Work required:
Print the data exactly, leaving nothing out.

Information provided:
++++++++++++++++++++

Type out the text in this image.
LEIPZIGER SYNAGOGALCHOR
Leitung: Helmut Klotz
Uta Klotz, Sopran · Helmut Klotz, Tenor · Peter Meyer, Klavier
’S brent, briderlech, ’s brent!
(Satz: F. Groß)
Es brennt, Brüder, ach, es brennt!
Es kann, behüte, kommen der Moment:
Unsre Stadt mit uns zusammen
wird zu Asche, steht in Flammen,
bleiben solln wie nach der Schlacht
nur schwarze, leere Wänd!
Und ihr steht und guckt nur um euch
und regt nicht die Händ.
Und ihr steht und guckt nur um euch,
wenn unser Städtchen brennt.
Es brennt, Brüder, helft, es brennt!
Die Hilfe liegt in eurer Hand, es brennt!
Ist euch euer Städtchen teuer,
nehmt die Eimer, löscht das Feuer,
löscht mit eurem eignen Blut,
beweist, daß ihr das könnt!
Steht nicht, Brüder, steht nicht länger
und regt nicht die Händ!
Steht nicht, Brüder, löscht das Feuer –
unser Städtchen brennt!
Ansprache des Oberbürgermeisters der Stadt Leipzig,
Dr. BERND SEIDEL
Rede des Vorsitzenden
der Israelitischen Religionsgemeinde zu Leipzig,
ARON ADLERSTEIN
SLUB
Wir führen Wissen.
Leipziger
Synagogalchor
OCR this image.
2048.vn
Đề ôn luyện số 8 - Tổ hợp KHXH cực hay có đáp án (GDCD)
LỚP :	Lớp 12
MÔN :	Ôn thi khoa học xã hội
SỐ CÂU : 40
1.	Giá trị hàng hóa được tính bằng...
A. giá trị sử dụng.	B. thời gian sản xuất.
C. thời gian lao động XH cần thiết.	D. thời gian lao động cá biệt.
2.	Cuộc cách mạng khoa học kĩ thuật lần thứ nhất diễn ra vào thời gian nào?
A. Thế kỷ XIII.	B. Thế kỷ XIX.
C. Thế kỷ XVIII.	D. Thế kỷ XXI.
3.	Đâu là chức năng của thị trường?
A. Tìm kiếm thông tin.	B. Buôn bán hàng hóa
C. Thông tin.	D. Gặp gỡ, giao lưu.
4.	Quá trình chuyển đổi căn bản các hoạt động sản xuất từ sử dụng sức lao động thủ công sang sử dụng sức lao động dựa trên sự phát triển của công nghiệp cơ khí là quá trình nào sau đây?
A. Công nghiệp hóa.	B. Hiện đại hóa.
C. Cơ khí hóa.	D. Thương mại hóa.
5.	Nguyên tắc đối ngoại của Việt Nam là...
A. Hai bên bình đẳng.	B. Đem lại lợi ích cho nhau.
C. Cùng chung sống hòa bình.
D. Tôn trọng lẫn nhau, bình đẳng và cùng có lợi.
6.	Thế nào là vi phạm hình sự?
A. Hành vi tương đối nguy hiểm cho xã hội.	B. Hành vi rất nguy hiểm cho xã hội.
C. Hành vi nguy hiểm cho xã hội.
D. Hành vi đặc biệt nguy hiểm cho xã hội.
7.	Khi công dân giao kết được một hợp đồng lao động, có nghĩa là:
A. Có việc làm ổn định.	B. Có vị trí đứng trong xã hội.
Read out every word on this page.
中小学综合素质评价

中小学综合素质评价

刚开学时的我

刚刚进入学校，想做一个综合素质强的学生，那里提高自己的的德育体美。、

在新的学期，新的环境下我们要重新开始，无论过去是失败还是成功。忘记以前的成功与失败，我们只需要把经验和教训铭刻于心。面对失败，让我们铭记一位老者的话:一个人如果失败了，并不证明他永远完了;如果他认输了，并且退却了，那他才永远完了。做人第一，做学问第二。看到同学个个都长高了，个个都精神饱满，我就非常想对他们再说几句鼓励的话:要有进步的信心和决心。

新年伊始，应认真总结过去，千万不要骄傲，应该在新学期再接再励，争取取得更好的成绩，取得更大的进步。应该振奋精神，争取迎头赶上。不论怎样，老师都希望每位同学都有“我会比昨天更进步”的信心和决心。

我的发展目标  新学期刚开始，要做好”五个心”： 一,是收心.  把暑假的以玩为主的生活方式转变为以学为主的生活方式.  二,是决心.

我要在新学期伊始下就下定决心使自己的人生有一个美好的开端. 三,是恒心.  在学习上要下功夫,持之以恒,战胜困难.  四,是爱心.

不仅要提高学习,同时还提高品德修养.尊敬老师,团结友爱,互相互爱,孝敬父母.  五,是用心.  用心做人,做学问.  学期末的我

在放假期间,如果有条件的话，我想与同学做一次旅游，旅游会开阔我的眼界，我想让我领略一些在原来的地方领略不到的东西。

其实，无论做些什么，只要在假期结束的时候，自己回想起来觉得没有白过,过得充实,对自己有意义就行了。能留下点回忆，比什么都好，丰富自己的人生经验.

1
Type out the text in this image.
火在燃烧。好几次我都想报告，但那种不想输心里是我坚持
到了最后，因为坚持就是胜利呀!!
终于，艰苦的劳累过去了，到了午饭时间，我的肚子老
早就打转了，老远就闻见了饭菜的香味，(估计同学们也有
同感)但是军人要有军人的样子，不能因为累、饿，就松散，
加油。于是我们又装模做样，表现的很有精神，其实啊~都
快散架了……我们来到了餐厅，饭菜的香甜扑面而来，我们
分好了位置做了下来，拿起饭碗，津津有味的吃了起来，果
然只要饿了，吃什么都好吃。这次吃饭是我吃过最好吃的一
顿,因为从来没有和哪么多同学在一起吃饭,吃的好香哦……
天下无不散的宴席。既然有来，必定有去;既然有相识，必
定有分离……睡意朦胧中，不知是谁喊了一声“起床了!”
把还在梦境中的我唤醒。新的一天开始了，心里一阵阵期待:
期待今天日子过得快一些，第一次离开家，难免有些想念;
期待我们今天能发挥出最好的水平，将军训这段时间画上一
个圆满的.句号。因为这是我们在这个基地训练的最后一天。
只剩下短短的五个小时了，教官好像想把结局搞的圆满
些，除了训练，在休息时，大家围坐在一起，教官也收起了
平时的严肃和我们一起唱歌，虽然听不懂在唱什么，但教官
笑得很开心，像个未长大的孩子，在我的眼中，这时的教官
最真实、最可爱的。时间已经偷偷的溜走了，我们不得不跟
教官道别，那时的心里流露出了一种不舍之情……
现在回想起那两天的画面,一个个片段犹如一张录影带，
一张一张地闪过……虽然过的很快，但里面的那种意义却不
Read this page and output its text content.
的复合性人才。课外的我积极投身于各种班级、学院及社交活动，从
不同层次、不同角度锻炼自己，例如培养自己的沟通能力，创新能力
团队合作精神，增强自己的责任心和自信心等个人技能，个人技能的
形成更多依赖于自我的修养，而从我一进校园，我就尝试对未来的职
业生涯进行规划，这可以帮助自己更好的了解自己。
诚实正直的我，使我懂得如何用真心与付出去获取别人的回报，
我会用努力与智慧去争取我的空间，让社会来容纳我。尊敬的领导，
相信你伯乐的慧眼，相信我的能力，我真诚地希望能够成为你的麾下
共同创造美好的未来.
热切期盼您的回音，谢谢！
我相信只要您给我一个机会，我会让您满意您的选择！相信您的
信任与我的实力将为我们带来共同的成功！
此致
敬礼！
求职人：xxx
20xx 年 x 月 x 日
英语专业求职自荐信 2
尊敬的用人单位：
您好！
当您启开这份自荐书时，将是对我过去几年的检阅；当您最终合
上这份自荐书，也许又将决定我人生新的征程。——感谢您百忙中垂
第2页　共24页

++++++++++++++++++++

Result of the exercise:
Type out the text in this image.
LEIPZIGER SYNAGOGALCHOR
Leitung: Helmut Klotz
Uta Klotz, Sopran · Helmut Klotz, Tenor · Peter Meyer, Klavier
’S brent, briderlech, ’s brent!
(Satz: F. Groß)
Es brennt, Brüder, ach, es brennt!
Es kann, behüte, kommen der Moment:
Unsre Stadt mit uns zusammen
wird zu Asche, steht in Flammen,
bleiben solln wie nach der Schlacht
nur schwarze, leere Wänd!
Und ihr steht und guckt nur um euch
und regt nicht die Händ.
Und ihr steht und guckt nur um euch,
wenn unser Städtchen brennt.
Es brennt, Brüder, helft, es brennt!
Die Hilfe liegt in eurer Hand, es brennt!
Ist euch euer Städtchen teuer,
nehmt die Eimer, löscht das Feuer,
löscht mit eurem eignen Blut,
beweist, daß ihr das könnt!
Steht nicht, Brüder, steht nicht länger
und regt nicht die Händ!
Steht nicht, Brüder, löscht das Feuer –
unser Städtchen brennt!
Ansprache des Oberbürgermeisters der Stadt Leipzig,
Dr. BERND SEIDEL
Rede des Vorsitzenden
der Israelitischen Religionsgemeinde zu Leipzig,
ARON ADLERSTEIN
SLUB
Wir führen Wissen.
Leipziger
Synagogalchor
OCR this image.
2048.vn
Đề ôn luyện số 8 - Tổ hợp KHXH cực hay có đáp án (GDCD)
LỚP :	Lớp 12
MÔN :	Ôn thi khoa học xã hội
SỐ CÂU : 40
1.	Giá trị hàng hóa được tính bằng...
A. giá trị sử dụng.	B. thời gian sản xuất.
C. thời gian lao động XH cần thiết.	D. thời gian lao động cá biệt.
2.	Cuộc cách mạng khoa học kĩ thuật lần thứ nhất diễn ra vào thời gian nào?
A. Thế kỷ XIII.	B. Thế kỷ XIX.
C. Thế kỷ XVIII.	D. Thế kỷ XXI.
3.	Đâu là chức năng của thị trường?
A. Tìm kiếm thông tin.	B. Buôn bán hàng hóa
C. Thông tin.	D. Gặp gỡ, giao lưu.
4.	Quá trình chuyển đổi căn bản các hoạt động sản xuất từ sử dụng sức lao động thủ công sang sử dụng sức lao động dựa trên sự phát triển của công nghiệp cơ khí là quá trình nào sau đây?
A. Công nghiệp hóa.	B. Hiện đại hóa.
C. Cơ khí hóa.	D. Thương mại hóa.
5.	Nguyên tắc đối ngoại của Việt Nam là...
A. Hai bên bình đẳng.	B. Đem lại lợi ích cho nhau.
C. Cùng chung sống hòa bình.
D. Tôn trọng lẫn nhau, bình đẳng và cùng có lợi.
6.	Thế nào là vi phạm hình sự?
A. Hành vi tương đối nguy hiểm cho xã hội.	B. Hành vi rất nguy hiểm cho xã hội.
C. Hành vi nguy hiểm cho xã hội.
D. Hành vi đặc biệt nguy hiểm cho xã hội.
7.	Khi công dân giao kết được một hợp đồng lao động, có nghĩa là:
A. Có việc làm ổn định.	B. Có vị trí đứng trong xã hội.
Read out every word on this page.
中小学综合素质评价

中小学综合素质评价

刚开学时的我

刚刚进入学校，想做一个综合素质强的学生，那里提高自己的的德育体美。、

在新的学期，新的环境下我们要重新开始，无论过去是失败还是成功。忘记以前的成功与失败，我们只需要把经验和教训铭刻于心。面对失败，让我们铭记一位老者的话:一个人如果失败了，并不证明他永远完了;如果他认输了，并且退却了，那他才永远完了。做人第一，做学问第二。看到同学个个都长高了，个个都精神饱满，我就非常想对他们再说几句鼓励的话:要有进步的信心和决心。

新年伊始，应认真总结过去，千万不要骄傲，应该在新学期再接再励，争取取得更好的成绩，取得更大的进步。应该振奋精神，争取迎头赶上。不论怎样，老师都希望每位同学都有“我会比昨天更进步”的信心和决心。

我的发展目标  新学期刚开始，要做好”五个心”： 一,是收心.  把暑假的以玩为主的生活方式转变为以学为主的生活方式.  二,是决心.

我要在新学期伊始下就下定决心使自己的人生有一个美好的开端. 三,是恒心.  在学习上要下功夫,持之以恒,战胜困难.  四,是爱心.

不仅要提高学习,同时还提高品德修养.尊敬老师,团结友爱,互相互爱,孝敬父母.  五,是用心.  用心做人,做学问.  学期末的我

在放假期间,如果有条件的话，我想与同学做一次旅游，旅游会开阔我的眼界，我想让我领略一些在原来的地方领略不到的东西。

其实，无论做些什么，只要在假期结束的时候，自己回想起来觉得没有白过,过得充实,对自己有意义就行了。能留下点回忆，比什么都好，丰富自己的人生经验.

1
Type out the text in this image.
火在燃烧。好几次我都想报告，但那种不想输心里是我坚持
到了最后，因为坚持就是胜利呀!!
终于，艰苦的劳累过去了，到了午饭时间，我的肚子老
早就打转了，老远就闻见了饭菜的香味，(估计同学们也有
同感)但是军人要有军人的样子，不能因为累、饿，就松散，
加油。于是我们又装模做样，表现的很有精神，其实啊~都
快散架了……我们来到了餐厅，饭菜的香甜扑面而来，我们
分好了位置做了下来，拿起饭碗，津津有味的吃了起来，果
然只要饿了，吃什么都好吃。这次吃饭是我吃过最好吃的一
顿,因为从来没有和哪么多同学在一起吃饭,吃的好香哦……
天下无不散的宴席。既然有来，必定有去;既然有相识，必
定有分离……睡意朦胧中，不知是谁喊了一声“起床了!”
把还在梦境中的我唤醒。新的一天开始了，心里一阵阵期待:
期待今天日子过得快一些，第一次离开家，难免有些想念;
期待我们今天能发挥出最好的水平，将军训这段时间画上一
个圆满的.句号。因为这是我们在这个基地训练的最后一天。
只剩下短短的五个小时了，教官好像想把结局搞的圆满
些，除了训练，在休息时，大家围坐在一起，教官也收起了
平时的严肃和我们一起唱歌，虽然听不懂在唱什么，但教官
笑得很开心，像个未长大的孩子，在我的眼中，这时的教官
最真实、最可爱的。时间已经偷偷的溜走了，我们不得不跟
教官道别，那时的心里流露出了一种不舍之情……
现在回想起那两天的画面,一个个片段犹如一张录影带，
一张一张地闪过……虽然过的很快，但里面的那种意义却不
Read this page and output its text content.
的复合性人才。课外的我积极投身于各种班级、学院及社交活动，从
不同层次、不同角度锻炼自己，例如培养自己的沟通能力，创新能力
团队合作精神，增强自己的责任心和自信心等个人技能，个人技能的
形成更多依赖于自我的修养，而从我一进校园，我就尝试对未来的职
业生涯进行规划，这可以帮助自己更好的了解自己。
诚实正直的我，使我懂得如何用真心与付出去获取别人的回报，
我会用努力与智慧去争取我的空间，让社会来容纳我。尊敬的领导，
相信你伯乐的慧眼，相信我的能力，我真诚地希望能够成为你的麾下
共同创造美好的未来.
热切期盼您的回音，谢谢！
我相信只要您给我一个机会，我会让您满意您的选择！相信您的
信任与我的实力将为我们带来共同的成功！
此致
敬礼！
求职人：xxx
20xx 年 x 月 x 日
英语专业求职自荐信 2
尊敬的用人单位：
您好！
当您启开这份自荐书时，将是对我过去几年的检阅；当您最终合
上这份自荐书，也许又将决定我人生新的征程。——感谢您百忙中垂
第2页　共24页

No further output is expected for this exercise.